Task description
Find and copy every line in the records that includes the string "vuông".
--- START OF Input ---
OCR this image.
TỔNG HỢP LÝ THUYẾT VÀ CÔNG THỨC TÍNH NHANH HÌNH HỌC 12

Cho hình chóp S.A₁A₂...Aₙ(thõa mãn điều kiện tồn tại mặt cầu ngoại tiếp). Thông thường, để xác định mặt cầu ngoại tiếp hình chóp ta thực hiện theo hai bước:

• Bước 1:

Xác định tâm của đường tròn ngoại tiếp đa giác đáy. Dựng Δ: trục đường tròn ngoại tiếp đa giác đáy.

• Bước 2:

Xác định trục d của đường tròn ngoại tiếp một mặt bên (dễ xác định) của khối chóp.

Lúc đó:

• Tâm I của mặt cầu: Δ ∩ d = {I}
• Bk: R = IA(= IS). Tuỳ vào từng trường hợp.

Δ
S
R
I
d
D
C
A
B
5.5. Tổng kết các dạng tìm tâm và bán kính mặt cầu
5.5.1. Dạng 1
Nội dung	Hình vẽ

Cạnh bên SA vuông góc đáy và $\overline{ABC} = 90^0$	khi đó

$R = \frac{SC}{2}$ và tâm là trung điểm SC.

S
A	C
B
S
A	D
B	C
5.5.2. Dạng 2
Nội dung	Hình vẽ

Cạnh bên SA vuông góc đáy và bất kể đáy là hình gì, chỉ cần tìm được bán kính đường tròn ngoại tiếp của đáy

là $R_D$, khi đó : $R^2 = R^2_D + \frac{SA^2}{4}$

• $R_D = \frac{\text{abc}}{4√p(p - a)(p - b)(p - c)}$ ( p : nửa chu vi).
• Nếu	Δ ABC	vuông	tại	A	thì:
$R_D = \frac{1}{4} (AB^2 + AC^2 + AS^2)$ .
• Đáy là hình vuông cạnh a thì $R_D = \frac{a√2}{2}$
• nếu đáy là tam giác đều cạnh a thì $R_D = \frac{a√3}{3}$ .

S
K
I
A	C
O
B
--- END OF Input ---
Full solution
Cạnh bên SA vuông góc đáy và $\overline{ABC} = 90^0$	khi đó
Cạnh bên SA vuông góc đáy và bất kể đáy là hình gì, chỉ cần tìm được bán kính đường tròn ngoại tiếp của đáy
• Nếu	Δ ABC	vuông	tại	A	thì:
• Đáy là hình vuông cạnh a thì $R_D = \frac{a√2}{2}$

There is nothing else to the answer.